→ Region boundary data
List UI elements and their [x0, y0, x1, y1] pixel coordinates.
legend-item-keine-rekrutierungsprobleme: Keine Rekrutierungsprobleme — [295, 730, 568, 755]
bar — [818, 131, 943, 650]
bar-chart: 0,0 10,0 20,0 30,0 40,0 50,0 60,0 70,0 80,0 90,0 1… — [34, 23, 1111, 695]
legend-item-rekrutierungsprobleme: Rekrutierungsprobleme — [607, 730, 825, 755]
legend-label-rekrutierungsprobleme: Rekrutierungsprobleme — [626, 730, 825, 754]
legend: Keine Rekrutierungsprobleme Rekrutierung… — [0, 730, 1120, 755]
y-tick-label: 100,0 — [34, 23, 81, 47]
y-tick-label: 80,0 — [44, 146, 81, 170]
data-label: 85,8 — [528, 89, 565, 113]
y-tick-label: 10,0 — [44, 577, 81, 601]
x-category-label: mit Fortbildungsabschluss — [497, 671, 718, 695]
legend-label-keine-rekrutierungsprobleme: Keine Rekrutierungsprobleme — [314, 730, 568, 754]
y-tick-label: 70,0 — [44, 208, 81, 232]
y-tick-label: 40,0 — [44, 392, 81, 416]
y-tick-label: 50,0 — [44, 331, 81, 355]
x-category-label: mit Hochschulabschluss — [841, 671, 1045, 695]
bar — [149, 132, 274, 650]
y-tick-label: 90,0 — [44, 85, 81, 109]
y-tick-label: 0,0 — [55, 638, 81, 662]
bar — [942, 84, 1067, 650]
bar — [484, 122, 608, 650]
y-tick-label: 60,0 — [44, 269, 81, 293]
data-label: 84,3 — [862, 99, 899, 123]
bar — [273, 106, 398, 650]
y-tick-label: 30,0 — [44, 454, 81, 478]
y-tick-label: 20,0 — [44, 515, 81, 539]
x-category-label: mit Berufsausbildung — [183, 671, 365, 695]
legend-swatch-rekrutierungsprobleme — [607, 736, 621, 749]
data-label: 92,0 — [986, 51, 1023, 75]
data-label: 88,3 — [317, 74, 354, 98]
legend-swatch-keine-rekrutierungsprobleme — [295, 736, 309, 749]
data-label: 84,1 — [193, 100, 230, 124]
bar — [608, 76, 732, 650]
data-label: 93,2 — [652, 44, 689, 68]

→ Given instruction
Please reproduce every line of the records above without any changes.

→ Task solution
List UI elements and their [x0, y0, x1, y1] pixel coordinates.
legend-item-keine-rekrutierungsprobleme: Keine Rekrutierungsprobleme — [295, 730, 568, 755]
bar — [818, 131, 943, 650]
bar-chart: 0,0 10,0 20,0 30,0 40,0 50,0 60,0 70,0 80,0 90,0 1… — [34, 23, 1111, 695]
legend-item-rekrutierungsprobleme: Rekrutierungsprobleme — [607, 730, 825, 755]
legend-label-rekrutierungsprobleme: Rekrutierungsprobleme — [626, 730, 825, 754]
legend: Keine Rekrutierungsprobleme Rekrutierung… — [0, 730, 1120, 755]
y-tick-label: 100,0 — [34, 23, 81, 47]
y-tick-label: 80,0 — [44, 146, 81, 170]
data-label: 85,8 — [528, 89, 565, 113]
y-tick-label: 10,0 — [44, 577, 81, 601]
x-category-label: mit Fortbildungsabschluss — [497, 671, 718, 695]
legend-label-keine-rekrutierungsprobleme: Keine Rekrutierungsprobleme — [314, 730, 568, 754]
y-tick-label: 70,0 — [44, 208, 81, 232]
y-tick-label: 40,0 — [44, 392, 81, 416]
y-tick-label: 50,0 — [44, 331, 81, 355]
x-category-label: mit Hochschulabschluss — [841, 671, 1045, 695]
bar — [149, 132, 274, 650]
y-tick-label: 90,0 — [44, 85, 81, 109]
y-tick-label: 0,0 — [55, 638, 81, 662]
bar — [942, 84, 1067, 650]
bar — [484, 122, 608, 650]
y-tick-label: 60,0 — [44, 269, 81, 293]
data-label: 84,3 — [862, 99, 899, 123]
bar — [273, 106, 398, 650]
y-tick-label: 30,0 — [44, 454, 81, 478]
y-tick-label: 20,0 — [44, 515, 81, 539]
x-category-label: mit Berufsausbildung — [183, 671, 365, 695]
legend-swatch-rekrutierungsprobleme — [607, 736, 621, 749]
data-label: 92,0 — [986, 51, 1023, 75]
data-label: 88,3 — [317, 74, 354, 98]
legend-swatch-keine-rekrutierungsprobleme — [295, 736, 309, 749]
data-label: 84,1 — [193, 100, 230, 124]
bar — [608, 76, 732, 650]
data-label: 93,2 — [652, 44, 689, 68]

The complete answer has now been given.